--- START OF SUPPLIED DATA ---

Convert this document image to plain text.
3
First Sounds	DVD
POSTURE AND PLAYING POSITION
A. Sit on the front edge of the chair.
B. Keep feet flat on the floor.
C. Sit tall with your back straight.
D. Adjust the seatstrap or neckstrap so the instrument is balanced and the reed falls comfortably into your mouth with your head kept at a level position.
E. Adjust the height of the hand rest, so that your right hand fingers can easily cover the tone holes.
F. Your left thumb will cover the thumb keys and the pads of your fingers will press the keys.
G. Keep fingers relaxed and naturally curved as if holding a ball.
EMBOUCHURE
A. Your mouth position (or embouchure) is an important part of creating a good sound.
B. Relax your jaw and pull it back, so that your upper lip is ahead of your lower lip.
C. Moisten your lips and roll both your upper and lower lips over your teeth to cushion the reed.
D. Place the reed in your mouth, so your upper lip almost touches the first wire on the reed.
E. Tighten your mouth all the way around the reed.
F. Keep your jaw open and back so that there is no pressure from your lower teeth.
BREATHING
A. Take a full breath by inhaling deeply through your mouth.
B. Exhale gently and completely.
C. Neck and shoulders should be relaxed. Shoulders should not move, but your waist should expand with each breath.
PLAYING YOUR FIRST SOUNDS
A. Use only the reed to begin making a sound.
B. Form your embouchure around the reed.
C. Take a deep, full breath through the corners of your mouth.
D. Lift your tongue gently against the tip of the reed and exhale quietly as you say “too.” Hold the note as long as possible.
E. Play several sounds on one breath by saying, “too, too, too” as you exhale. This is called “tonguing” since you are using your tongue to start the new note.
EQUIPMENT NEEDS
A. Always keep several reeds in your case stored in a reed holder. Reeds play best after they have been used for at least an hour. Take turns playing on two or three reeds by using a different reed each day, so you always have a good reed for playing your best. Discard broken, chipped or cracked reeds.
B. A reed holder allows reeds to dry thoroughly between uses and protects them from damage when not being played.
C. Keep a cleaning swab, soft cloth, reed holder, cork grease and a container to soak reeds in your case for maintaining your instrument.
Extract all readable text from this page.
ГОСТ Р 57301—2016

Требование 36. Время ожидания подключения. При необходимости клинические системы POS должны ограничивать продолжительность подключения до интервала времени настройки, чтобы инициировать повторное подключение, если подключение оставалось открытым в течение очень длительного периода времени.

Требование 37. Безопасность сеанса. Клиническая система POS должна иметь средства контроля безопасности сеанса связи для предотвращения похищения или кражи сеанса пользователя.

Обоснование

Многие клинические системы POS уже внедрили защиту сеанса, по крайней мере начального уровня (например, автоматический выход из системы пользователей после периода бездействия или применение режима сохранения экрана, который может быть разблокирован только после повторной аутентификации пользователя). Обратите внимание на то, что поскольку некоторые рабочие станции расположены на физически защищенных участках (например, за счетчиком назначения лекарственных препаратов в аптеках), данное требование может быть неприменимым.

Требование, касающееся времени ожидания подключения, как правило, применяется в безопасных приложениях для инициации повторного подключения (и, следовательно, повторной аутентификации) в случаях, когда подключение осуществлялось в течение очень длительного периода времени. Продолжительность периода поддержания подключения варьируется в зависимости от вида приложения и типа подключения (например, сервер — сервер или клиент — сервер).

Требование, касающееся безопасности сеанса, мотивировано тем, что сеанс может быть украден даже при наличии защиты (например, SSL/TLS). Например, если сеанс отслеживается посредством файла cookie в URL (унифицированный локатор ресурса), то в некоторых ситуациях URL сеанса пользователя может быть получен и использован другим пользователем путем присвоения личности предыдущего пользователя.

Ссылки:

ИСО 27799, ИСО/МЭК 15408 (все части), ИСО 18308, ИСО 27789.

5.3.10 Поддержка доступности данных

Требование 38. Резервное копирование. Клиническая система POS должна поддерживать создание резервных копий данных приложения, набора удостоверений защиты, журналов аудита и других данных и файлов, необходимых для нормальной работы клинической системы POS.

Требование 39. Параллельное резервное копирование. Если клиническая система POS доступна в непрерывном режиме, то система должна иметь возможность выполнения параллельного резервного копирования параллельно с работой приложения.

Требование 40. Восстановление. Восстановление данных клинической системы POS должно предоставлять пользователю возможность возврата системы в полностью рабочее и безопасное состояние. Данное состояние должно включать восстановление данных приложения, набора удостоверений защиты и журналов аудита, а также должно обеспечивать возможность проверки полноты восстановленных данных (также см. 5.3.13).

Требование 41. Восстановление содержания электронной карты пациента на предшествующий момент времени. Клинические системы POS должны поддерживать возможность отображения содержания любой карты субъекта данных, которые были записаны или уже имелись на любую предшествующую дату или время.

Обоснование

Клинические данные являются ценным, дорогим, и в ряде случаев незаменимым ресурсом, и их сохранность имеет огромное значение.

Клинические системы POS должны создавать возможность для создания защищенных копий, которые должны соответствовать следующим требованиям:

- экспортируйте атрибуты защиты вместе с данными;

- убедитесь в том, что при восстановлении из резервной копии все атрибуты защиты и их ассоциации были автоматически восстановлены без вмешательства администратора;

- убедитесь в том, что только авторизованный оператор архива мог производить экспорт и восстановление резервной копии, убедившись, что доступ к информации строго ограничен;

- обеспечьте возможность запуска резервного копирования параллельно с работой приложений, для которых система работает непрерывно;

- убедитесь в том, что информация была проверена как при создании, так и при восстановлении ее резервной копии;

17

--- END OF SUPPLIED DATA ---
--- START OF SUPPLIED DATA ---

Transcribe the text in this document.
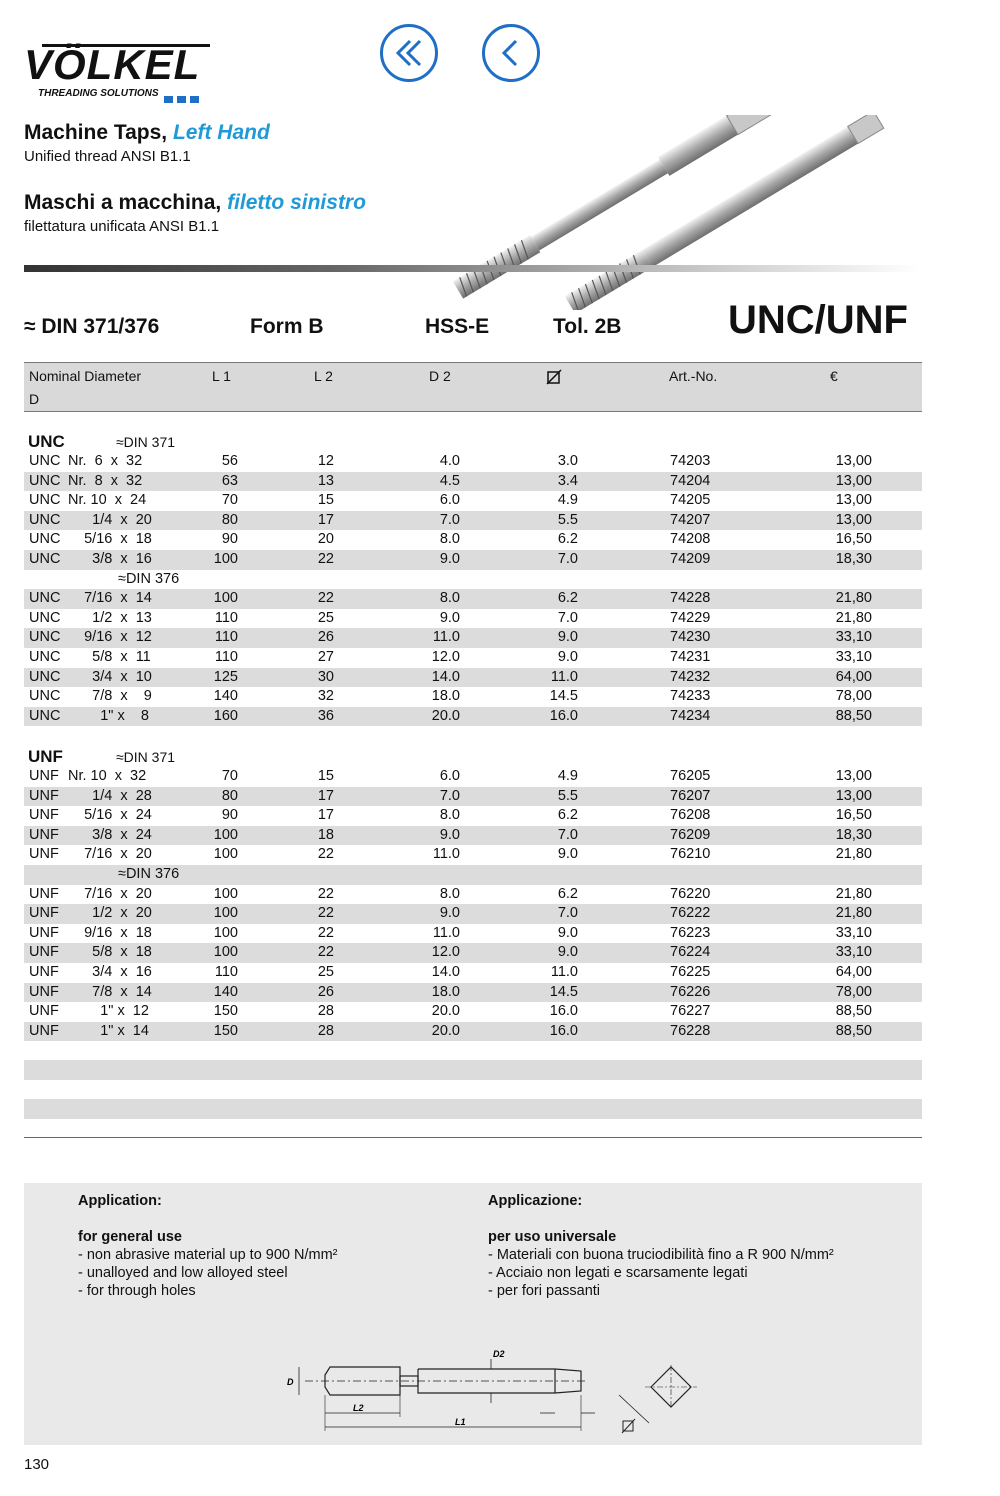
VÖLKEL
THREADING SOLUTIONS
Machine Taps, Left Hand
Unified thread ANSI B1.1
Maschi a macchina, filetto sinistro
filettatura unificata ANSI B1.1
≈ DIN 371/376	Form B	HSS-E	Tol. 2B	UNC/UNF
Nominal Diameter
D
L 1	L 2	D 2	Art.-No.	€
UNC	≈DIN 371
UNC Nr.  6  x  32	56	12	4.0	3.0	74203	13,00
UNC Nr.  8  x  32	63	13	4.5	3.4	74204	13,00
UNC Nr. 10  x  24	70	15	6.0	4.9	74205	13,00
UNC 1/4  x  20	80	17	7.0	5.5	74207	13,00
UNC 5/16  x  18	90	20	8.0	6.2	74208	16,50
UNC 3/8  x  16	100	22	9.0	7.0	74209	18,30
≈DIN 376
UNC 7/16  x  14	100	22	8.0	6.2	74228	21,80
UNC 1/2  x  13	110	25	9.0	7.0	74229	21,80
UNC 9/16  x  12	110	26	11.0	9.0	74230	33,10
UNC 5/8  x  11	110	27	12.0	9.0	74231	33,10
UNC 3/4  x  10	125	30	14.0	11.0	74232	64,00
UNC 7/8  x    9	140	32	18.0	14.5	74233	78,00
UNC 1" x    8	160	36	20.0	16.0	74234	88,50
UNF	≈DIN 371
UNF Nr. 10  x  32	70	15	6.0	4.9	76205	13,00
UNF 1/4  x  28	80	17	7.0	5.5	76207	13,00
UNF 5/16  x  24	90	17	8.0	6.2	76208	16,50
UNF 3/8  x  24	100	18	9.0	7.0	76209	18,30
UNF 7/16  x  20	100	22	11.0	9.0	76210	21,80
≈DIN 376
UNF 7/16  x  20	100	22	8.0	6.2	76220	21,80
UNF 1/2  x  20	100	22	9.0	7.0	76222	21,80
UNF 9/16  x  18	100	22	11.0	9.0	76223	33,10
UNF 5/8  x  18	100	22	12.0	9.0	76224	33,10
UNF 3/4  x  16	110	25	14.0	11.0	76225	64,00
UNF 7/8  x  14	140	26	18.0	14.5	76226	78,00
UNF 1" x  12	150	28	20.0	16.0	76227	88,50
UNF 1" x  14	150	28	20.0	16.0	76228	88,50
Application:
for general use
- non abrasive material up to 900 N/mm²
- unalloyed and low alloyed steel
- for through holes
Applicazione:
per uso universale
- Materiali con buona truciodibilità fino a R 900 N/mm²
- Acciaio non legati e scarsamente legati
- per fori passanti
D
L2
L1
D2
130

--- END OF SUPPLIED DATA ---
--- START OF SUPPLIED DATA ---

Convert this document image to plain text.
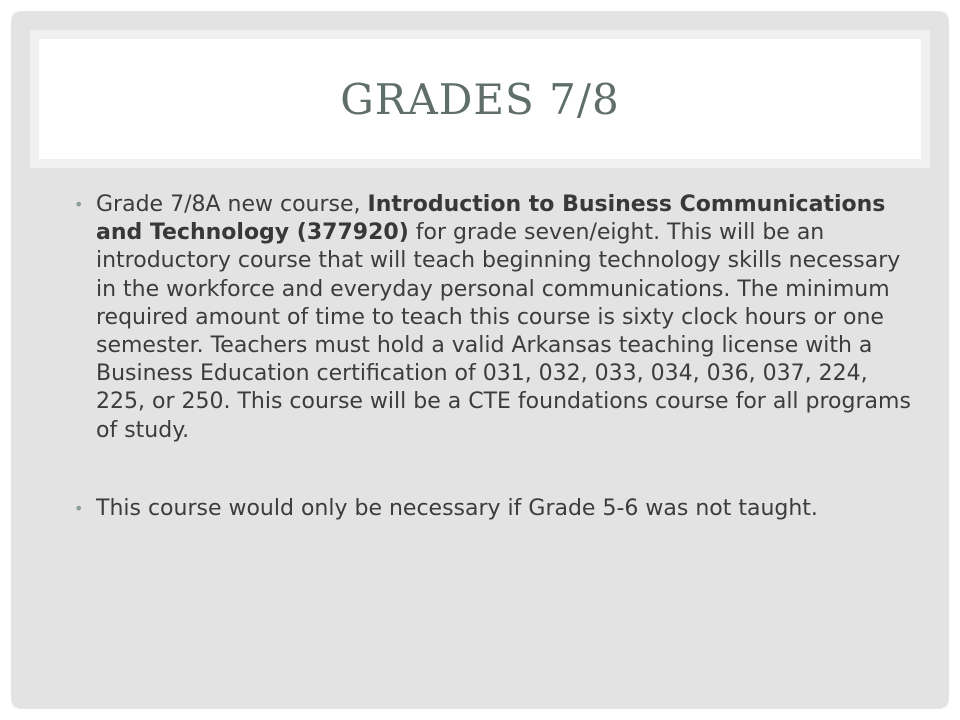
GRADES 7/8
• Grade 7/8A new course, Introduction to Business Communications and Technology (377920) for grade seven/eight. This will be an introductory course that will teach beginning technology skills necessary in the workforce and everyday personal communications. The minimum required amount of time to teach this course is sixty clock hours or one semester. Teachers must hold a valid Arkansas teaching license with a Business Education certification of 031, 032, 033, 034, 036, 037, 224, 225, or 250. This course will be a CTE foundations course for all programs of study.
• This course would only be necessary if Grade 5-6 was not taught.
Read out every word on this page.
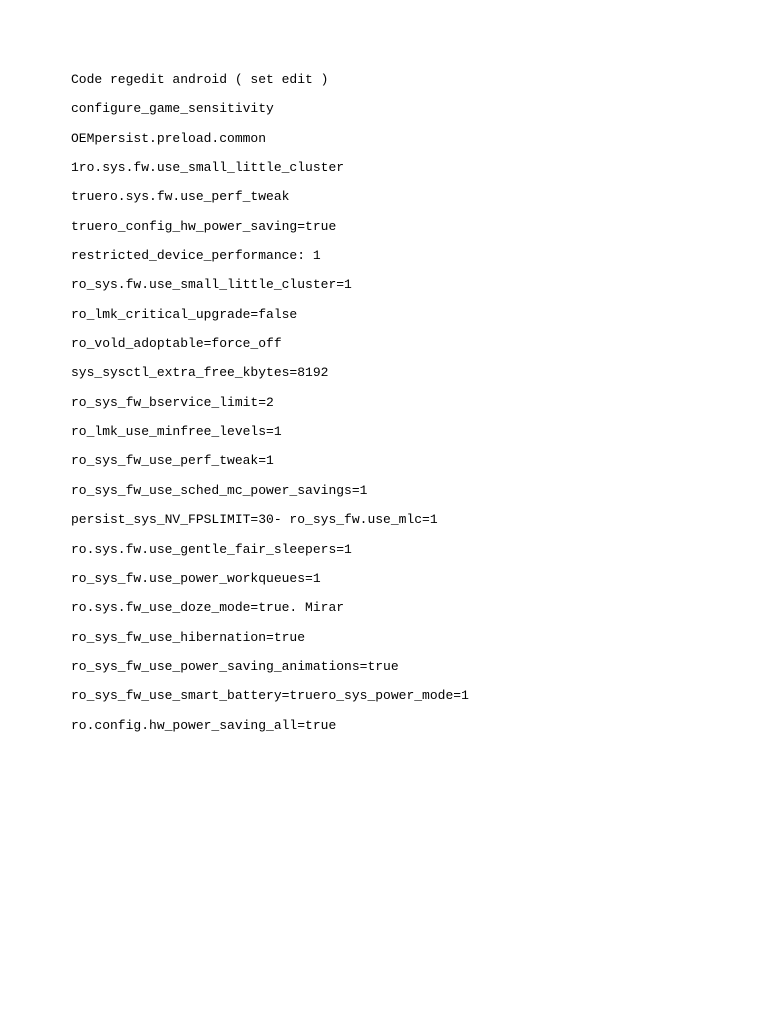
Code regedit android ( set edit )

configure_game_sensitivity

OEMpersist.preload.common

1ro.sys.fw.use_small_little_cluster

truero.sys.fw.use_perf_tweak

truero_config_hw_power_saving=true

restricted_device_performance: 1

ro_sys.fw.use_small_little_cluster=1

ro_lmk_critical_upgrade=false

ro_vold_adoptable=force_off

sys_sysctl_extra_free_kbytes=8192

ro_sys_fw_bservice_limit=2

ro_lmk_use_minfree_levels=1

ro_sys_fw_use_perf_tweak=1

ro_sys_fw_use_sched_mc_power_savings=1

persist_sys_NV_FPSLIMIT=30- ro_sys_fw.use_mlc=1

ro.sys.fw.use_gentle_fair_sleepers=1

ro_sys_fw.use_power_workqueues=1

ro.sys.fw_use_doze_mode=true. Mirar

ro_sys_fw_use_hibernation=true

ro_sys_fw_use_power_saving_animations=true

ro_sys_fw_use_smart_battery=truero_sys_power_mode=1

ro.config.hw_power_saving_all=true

--- END OF SUPPLIED DATA ---

▶ _WHAT THE TASK REQUIRES_
Scan the material above. Return every line containing the string "upper".

▶ _SOLUTION BELOW_
B. Relax your jaw and pull it back, so that your upper lip is ahead of your lower lip.
C. Moisten your lips and roll both your upper and lower lips over your teeth to cushion the reed.
D. Place the reed in your mouth, so your upper lip almost touches the first wire on the reed.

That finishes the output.